# Provided records start
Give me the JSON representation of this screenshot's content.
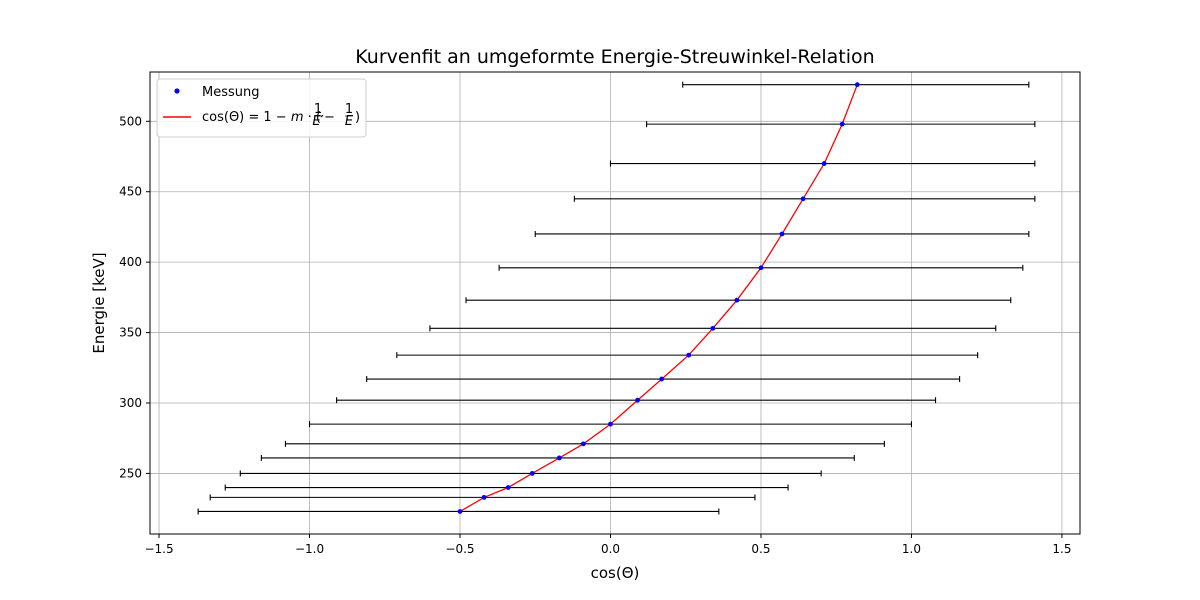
{
  "chart_data": {
    "type": "scatter",
    "title": "Kurvenfit an umgeformte Energie-Streuwinkel-Relation",
    "xlabel": "cos(Θ)",
    "ylabel": "Energie [keV]",
    "xlim": [
      -1.53,
      1.56
    ],
    "ylim": [
      207,
      535
    ],
    "xticks": [
      -1.5,
      -1.0,
      -0.5,
      0.0,
      0.5,
      1.0,
      1.5
    ],
    "xtick_labels": [
      "−1.5",
      "−1.0",
      "−0.5",
      "0.0",
      "0.5",
      "1.0",
      "1.5"
    ],
    "yticks": [
      250,
      300,
      350,
      400,
      450,
      500
    ],
    "ytick_labels": [
      "250",
      "300",
      "350",
      "400",
      "450",
      "500"
    ],
    "grid": true,
    "legend_position": "top-left",
    "colors": {
      "points": "#0000ff",
      "fit": "#ff0000",
      "errorbars": "#000000",
      "grid": "#b0b0b0"
    },
    "series": [
      {
        "name": "Messung",
        "kind": "points_with_xerr",
        "points": [
          {
            "x": -0.5,
            "y": 223,
            "xerr_low": -1.37,
            "xerr_high": 0.36
          },
          {
            "x": -0.42,
            "y": 233,
            "xerr_low": -1.33,
            "xerr_high": 0.48
          },
          {
            "x": -0.34,
            "y": 240,
            "xerr_low": -1.28,
            "xerr_high": 0.59
          },
          {
            "x": -0.26,
            "y": 250,
            "xerr_low": -1.23,
            "xerr_high": 0.7
          },
          {
            "x": -0.17,
            "y": 261,
            "xerr_low": -1.16,
            "xerr_high": 0.81
          },
          {
            "x": -0.09,
            "y": 271,
            "xerr_low": -1.08,
            "xerr_high": 0.91
          },
          {
            "x": 0.0,
            "y": 285,
            "xerr_low": -1.0,
            "xerr_high": 1.0
          },
          {
            "x": 0.09,
            "y": 302,
            "xerr_low": -0.91,
            "xerr_high": 1.08
          },
          {
            "x": 0.17,
            "y": 317,
            "xerr_low": -0.81,
            "xerr_high": 1.16
          },
          {
            "x": 0.26,
            "y": 334,
            "xerr_low": -0.71,
            "xerr_high": 1.22
          },
          {
            "x": 0.34,
            "y": 353,
            "xerr_low": -0.6,
            "xerr_high": 1.28
          },
          {
            "x": 0.42,
            "y": 373,
            "xerr_low": -0.48,
            "xerr_high": 1.33
          },
          {
            "x": 0.5,
            "y": 396,
            "xerr_low": -0.37,
            "xerr_high": 1.37
          },
          {
            "x": 0.57,
            "y": 420,
            "xerr_low": -0.25,
            "xerr_high": 1.39
          },
          {
            "x": 0.64,
            "y": 445,
            "xerr_low": -0.12,
            "xerr_high": 1.41
          },
          {
            "x": 0.71,
            "y": 470,
            "xerr_low": 0.0,
            "xerr_high": 1.41
          },
          {
            "x": 0.77,
            "y": 498,
            "xerr_low": 0.12,
            "xerr_high": 1.41
          },
          {
            "x": 0.82,
            "y": 526,
            "xerr_low": 0.24,
            "xerr_high": 1.39
          }
        ]
      },
      {
        "name": "cos(Θ) = 1 − m · (1/E′ − 1/E)",
        "kind": "fit_line",
        "points": [
          {
            "x": -0.5,
            "y": 223
          },
          {
            "x": -0.42,
            "y": 233
          },
          {
            "x": -0.34,
            "y": 240
          },
          {
            "x": -0.26,
            "y": 250
          },
          {
            "x": -0.17,
            "y": 261
          },
          {
            "x": -0.09,
            "y": 271
          },
          {
            "x": 0.0,
            "y": 285
          },
          {
            "x": 0.09,
            "y": 302
          },
          {
            "x": 0.17,
            "y": 317
          },
          {
            "x": 0.26,
            "y": 334
          },
          {
            "x": 0.34,
            "y": 353
          },
          {
            "x": 0.42,
            "y": 373
          },
          {
            "x": 0.5,
            "y": 396
          },
          {
            "x": 0.57,
            "y": 420
          },
          {
            "x": 0.64,
            "y": 445
          },
          {
            "x": 0.71,
            "y": 470
          },
          {
            "x": 0.77,
            "y": 498
          },
          {
            "x": 0.82,
            "y": 526
          }
        ]
      }
    ]
  },
  "legend": {
    "items": [
      {
        "label": "Messung",
        "key": "markers"
      },
      {
        "label_parts": {
          "lhs": "cos(Θ) = 1 − ",
          "m": "m",
          "dot": " · (",
          "one": "1",
          "eprime": "E′",
          "minus": " − ",
          "e": "E",
          "close": ")"
        },
        "key": "line"
      }
    ]
  }
}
# Provided records end
### Stated problem
Tell how many lines contain the word "Energie", using only the number.

### Full response
2